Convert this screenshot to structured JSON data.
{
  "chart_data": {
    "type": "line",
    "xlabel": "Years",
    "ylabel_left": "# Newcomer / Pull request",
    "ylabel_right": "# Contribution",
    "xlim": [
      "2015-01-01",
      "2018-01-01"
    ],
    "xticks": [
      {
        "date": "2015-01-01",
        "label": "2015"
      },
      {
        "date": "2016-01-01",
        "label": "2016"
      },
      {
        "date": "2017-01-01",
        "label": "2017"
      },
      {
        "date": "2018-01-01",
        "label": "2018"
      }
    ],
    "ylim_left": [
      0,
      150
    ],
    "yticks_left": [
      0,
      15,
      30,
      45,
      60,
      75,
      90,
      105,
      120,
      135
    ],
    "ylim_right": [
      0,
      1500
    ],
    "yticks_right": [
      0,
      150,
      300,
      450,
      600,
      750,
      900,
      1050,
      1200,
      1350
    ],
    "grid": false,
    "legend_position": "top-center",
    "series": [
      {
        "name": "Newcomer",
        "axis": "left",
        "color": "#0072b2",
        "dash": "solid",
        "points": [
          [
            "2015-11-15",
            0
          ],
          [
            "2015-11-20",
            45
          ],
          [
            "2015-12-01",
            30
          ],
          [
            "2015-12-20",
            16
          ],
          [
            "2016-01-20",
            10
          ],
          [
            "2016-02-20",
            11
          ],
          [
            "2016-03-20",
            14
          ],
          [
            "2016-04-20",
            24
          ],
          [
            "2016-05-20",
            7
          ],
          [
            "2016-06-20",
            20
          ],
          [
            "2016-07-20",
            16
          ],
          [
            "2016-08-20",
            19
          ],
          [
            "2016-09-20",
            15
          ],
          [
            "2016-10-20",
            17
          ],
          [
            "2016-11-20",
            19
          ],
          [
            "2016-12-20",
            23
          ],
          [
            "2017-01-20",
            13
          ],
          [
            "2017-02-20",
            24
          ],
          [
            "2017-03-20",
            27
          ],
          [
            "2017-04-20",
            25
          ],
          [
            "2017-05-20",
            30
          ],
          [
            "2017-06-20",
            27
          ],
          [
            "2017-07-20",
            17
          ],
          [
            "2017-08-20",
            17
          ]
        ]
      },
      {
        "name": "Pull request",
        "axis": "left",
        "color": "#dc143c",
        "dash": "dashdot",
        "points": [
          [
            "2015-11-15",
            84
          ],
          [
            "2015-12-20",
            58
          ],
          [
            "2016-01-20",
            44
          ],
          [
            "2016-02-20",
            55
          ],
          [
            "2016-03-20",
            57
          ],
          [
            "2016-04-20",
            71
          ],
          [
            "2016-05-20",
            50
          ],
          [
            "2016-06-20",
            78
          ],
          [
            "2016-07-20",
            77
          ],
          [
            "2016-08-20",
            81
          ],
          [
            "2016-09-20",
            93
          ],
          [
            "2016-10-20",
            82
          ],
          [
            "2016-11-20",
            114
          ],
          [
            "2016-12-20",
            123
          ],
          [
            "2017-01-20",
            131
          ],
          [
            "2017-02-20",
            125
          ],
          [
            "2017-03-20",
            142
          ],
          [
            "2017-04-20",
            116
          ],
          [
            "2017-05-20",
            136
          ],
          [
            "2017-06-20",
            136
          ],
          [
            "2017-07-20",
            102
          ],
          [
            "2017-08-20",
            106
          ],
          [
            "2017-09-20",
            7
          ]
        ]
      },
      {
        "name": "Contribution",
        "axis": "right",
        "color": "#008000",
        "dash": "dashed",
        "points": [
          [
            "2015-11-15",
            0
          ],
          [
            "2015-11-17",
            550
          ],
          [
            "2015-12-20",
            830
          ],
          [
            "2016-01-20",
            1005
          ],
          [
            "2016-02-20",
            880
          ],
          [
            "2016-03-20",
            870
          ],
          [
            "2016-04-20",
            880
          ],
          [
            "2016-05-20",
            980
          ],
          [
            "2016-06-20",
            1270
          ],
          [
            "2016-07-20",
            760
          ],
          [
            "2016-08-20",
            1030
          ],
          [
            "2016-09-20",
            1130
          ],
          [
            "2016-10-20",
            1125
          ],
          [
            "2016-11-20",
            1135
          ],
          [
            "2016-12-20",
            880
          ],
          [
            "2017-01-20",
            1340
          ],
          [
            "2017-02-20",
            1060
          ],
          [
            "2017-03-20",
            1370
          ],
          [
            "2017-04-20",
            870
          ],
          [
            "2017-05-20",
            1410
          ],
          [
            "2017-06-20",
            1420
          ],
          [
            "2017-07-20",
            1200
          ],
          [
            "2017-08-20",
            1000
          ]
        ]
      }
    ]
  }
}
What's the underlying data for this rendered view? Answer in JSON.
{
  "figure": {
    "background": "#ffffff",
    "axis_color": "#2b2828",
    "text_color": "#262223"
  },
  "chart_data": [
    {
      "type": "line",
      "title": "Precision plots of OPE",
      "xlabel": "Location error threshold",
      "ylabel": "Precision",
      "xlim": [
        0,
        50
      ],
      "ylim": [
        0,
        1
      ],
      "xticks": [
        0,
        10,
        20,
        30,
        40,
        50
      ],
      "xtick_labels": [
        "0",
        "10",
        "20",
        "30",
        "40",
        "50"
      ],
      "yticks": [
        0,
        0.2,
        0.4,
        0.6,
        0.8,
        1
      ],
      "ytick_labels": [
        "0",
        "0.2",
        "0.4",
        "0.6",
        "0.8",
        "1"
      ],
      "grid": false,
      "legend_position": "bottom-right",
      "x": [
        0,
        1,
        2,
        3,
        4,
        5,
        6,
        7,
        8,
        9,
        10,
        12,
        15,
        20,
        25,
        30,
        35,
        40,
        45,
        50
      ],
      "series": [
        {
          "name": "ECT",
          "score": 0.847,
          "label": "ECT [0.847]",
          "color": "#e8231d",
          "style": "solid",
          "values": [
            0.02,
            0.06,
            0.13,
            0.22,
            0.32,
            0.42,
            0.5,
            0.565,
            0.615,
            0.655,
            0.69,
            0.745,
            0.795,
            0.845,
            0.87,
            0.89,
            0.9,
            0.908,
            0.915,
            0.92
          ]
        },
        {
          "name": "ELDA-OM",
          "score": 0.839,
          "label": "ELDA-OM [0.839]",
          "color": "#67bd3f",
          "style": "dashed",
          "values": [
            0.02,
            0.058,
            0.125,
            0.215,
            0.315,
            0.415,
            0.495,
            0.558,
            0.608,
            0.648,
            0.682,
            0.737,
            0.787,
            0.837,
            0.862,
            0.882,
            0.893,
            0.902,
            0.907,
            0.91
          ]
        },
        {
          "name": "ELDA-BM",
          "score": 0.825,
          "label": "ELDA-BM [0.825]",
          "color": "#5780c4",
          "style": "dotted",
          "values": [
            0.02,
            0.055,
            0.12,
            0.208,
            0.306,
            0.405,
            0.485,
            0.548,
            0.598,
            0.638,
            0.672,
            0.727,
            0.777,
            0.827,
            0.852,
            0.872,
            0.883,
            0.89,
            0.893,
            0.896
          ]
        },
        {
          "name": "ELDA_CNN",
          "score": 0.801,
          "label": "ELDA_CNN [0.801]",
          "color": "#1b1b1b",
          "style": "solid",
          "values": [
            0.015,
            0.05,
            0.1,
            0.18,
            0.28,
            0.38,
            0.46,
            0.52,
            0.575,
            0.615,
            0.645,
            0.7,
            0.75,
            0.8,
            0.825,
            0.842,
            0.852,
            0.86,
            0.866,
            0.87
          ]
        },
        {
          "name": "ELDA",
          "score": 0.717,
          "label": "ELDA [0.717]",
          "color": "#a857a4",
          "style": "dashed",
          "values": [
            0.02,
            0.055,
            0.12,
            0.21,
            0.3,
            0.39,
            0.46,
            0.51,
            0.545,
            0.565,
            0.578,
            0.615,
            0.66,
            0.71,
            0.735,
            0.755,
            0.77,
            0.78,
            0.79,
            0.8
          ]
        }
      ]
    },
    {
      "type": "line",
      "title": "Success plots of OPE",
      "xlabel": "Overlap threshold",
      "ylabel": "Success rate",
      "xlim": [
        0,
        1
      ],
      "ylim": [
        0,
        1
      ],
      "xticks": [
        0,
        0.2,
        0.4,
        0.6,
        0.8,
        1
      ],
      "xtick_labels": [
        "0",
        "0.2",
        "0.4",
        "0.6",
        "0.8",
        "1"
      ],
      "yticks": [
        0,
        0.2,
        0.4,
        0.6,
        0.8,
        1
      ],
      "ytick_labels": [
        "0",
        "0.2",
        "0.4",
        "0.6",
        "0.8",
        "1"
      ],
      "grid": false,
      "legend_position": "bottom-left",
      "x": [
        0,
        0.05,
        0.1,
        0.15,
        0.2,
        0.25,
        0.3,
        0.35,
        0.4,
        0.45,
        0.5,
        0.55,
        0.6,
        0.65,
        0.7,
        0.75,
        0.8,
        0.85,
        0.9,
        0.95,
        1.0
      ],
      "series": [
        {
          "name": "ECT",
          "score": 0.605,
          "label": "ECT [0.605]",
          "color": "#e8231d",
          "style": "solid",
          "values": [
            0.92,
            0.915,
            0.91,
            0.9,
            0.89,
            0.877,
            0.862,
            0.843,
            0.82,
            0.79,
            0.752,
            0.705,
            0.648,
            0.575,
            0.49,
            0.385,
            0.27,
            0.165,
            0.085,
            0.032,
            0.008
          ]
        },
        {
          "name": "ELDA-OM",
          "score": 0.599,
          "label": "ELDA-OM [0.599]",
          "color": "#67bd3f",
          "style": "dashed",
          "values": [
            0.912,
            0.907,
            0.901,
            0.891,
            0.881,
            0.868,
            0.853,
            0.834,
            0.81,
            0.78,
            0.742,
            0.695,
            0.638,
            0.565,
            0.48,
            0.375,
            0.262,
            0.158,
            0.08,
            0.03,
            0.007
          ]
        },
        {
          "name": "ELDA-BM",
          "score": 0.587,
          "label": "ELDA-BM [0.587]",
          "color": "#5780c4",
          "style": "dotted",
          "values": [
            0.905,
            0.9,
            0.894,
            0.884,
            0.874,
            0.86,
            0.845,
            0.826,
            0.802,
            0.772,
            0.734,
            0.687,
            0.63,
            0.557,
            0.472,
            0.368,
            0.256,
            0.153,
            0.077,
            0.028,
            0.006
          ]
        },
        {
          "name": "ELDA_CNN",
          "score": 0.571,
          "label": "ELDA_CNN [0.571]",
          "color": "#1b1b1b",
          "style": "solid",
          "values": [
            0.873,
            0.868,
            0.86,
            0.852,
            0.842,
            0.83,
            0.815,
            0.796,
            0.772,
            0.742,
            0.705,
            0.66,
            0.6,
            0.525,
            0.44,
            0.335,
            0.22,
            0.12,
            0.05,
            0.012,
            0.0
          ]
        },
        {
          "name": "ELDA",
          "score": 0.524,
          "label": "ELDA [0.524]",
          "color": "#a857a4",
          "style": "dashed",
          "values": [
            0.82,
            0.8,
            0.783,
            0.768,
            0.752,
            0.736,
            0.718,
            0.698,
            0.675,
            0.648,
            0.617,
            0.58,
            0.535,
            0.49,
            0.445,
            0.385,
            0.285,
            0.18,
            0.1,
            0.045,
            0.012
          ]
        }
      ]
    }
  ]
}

# # # #

--- Your instructions ---
Find the lines above holding the word "bottom" and show them.

--- Solution ---
      "legend_position": "bottom-right",
      "legend_position": "bottom-left",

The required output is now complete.